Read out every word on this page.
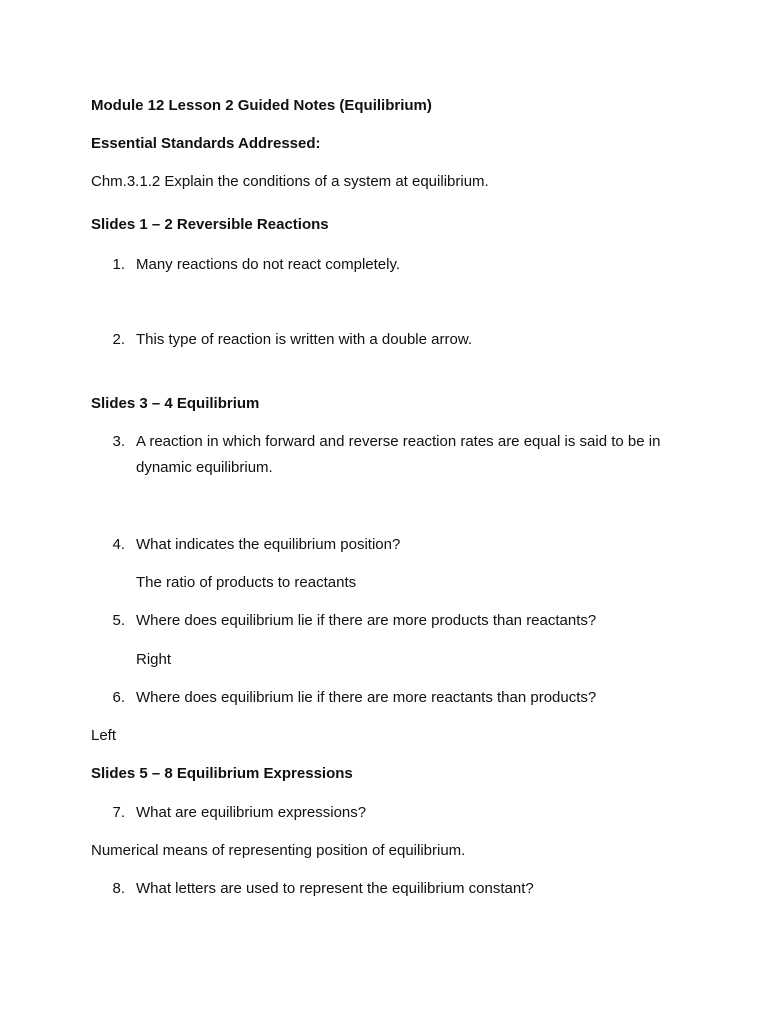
Module 12 Lesson 2 Guided Notes (Equilibrium)
Essential Standards Addressed:
Chm.3.1.2 Explain the conditions of a system at equilibrium.
Slides 1 – 2 Reversible Reactions
1. Many reactions do not react completely.
2. This type of reaction is written with a double arrow.
Slides 3 – 4 Equilibrium
3. A reaction in which forward and reverse reaction rates are equal is said to be in dynamic equilibrium.
4. What indicates the equilibrium position?
The ratio of products to reactants
5. Where does equilibrium lie if there are more products than reactants?
Right
6. Where does equilibrium lie if there are more reactants than products?
Left
Slides 5 – 8 Equilibrium Expressions
7. What are equilibrium expressions?
Numerical means of representing position of equilibrium.
8. What letters are used to represent the equilibrium constant?
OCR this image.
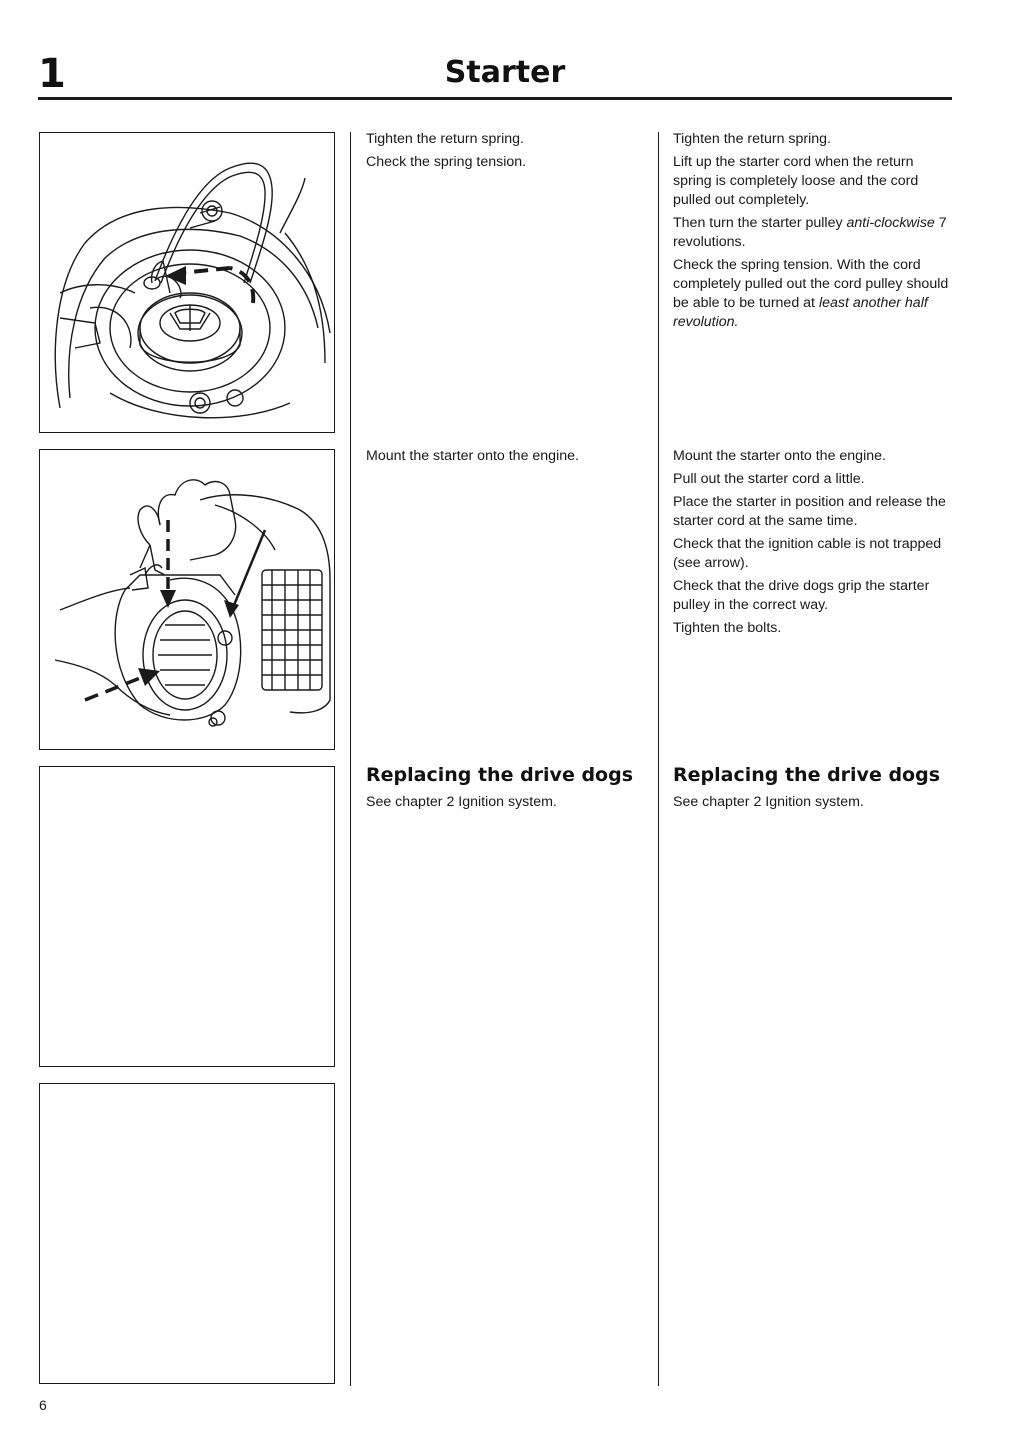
1	Starter

Tighten the return spring.

Check the spring tension.

Tighten the return spring.

Lift up the starter cord when the return spring is completely loose and the cord pulled out completely.

Then turn the starter pulley anti-clockwise 7 revolutions.

Check the spring tension. With the cord completely pulled out the cord pulley should be able to be turned at least another half revolution.

Mount the starter onto the engine.	Mount the starter onto the engine.

Pull out the starter cord a little.

Place the starter in position and release the starter cord at the same time.

Check that the ignition cable is not trapped (see arrow).

Check that the drive dogs grip the starter pulley in the correct way.

Tighten the bolts.

Replacing the drive dogs

See chapter 2 Ignition system.

Replacing the drive dogs

See chapter 2 Ignition system.

6
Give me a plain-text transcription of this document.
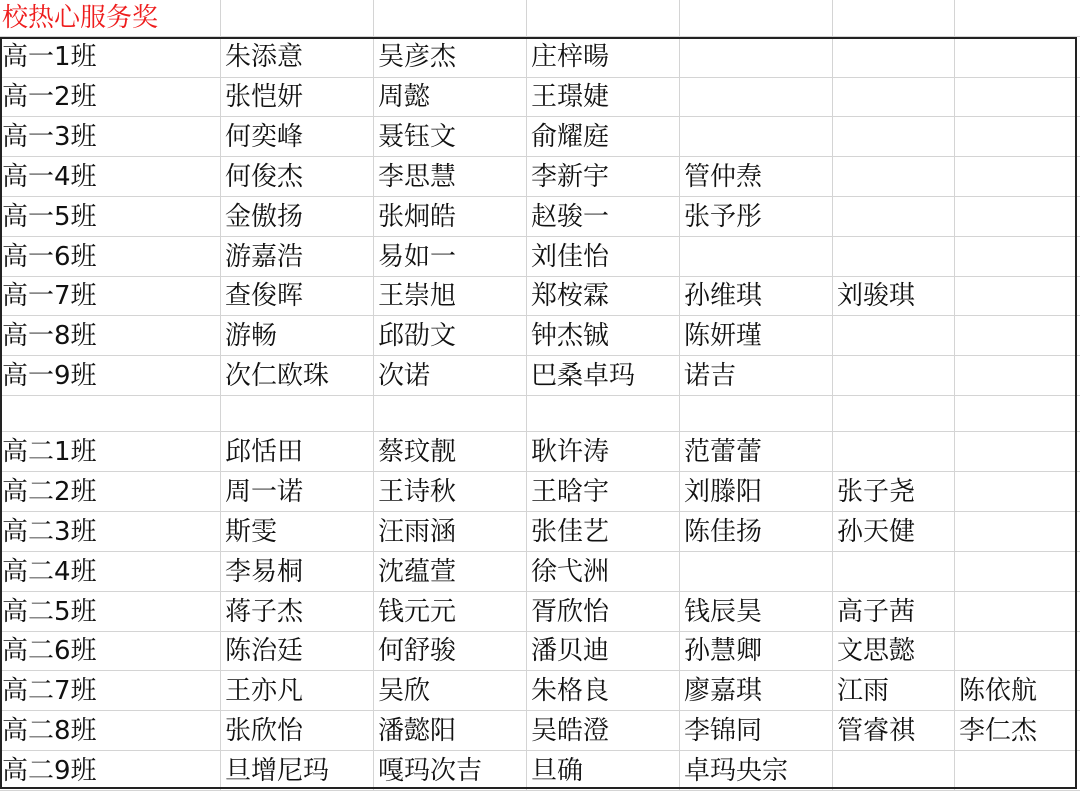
校热心服务奖
高一1班	朱添意	吴彦杰	庄梓暘
高一2班	张恺妍	周懿	王璟婕
高一3班	何奕峰	聂钰文	俞耀庭
高一4班	何俊杰	李思慧	李新宇	管仲焘
高一5班	金傲扬	张炯皓	赵骏一	张予彤
高一6班	游嘉浩	易如一	刘佳怡
高一7班	查俊晖	王崇旭	郑桉霖	孙维琪	刘骏琪
高一8班	游畅	邱劭文	钟杰铖	陈妍瑾
高一9班	次仁欧珠	次诺	巴桑卓玛	诺吉
高二1班	邱恬田	蔡玟靓	耿许涛	范蕾蕾
高二2班	周一诺	王诗秋	王晗宇	刘滕阳	张子尧
高二3班	斯雯	汪雨涵	张佳艺	陈佳扬	孙天健
高二4班	李易桐	沈蕴萱	徐弋洲
高二5班	蒋子杰	钱元元	胥欣怡	钱辰昊	高子茜
高二6班	陈治廷	何舒骏	潘贝迪	孙慧卿	文思懿
高二7班	王亦凡	吴欣	朱格良	廖嘉琪	江雨	陈依航
高二8班	张欣怡	潘懿阳	吴皓澄	李锦同	管睿祺	李仁杰
高二9班	旦增尼玛	嘎玛次吉	旦确	卓玛央宗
──────
§ Problem to solve:
The required output is the lines from the one containing "OCR this image." through the end of the records above, reproduced exactly, with no pictures.

§ Solution to the exercise:
OCR this image.
1	Starter

Tighten the return spring.

Check the spring tension.

Tighten the return spring.

Lift up the starter cord when the return spring is completely loose and the cord pulled out completely.

Then turn the starter pulley anti-clockwise 7 revolutions.

Check the spring tension. With the cord completely pulled out the cord pulley should be able to be turned at least another half revolution.

Mount the starter onto the engine.	Mount the starter onto the engine.

Pull out the starter cord a little.

Place the starter in position and release the starter cord at the same time.

Check that the ignition cable is not trapped (see arrow).

Check that the drive dogs grip the starter pulley in the correct way.

Tighten the bolts.

Replacing the drive dogs

See chapter 2 Ignition system.

Replacing the drive dogs

See chapter 2 Ignition system.

6
Give me a plain-text transcription of this document.
校热心服务奖
高一1班	朱添意	吴彦杰	庄梓暘
高一2班	张恺妍	周懿	王璟婕
高一3班	何奕峰	聂钰文	俞耀庭
高一4班	何俊杰	李思慧	李新宇	管仲焘
高一5班	金傲扬	张炯皓	赵骏一	张予彤
高一6班	游嘉浩	易如一	刘佳怡
高一7班	查俊晖	王崇旭	郑桉霖	孙维琪	刘骏琪
高一8班	游畅	邱劭文	钟杰铖	陈妍瑾
高一9班	次仁欧珠	次诺	巴桑卓玛	诺吉
高二1班	邱恬田	蔡玟靓	耿许涛	范蕾蕾
高二2班	周一诺	王诗秋	王晗宇	刘滕阳	张子尧
高二3班	斯雯	汪雨涵	张佳艺	陈佳扬	孙天健
高二4班	李易桐	沈蕴萱	徐弋洲
高二5班	蒋子杰	钱元元	胥欣怡	钱辰昊	高子茜
高二6班	陈治廷	何舒骏	潘贝迪	孙慧卿	文思懿
高二7班	王亦凡	吴欣	朱格良	廖嘉琪	江雨	陈依航
高二8班	张欣怡	潘懿阳	吴皓澄	李锦同	管睿祺	李仁杰
高二9班	旦增尼玛	嘎玛次吉	旦确	卓玛央宗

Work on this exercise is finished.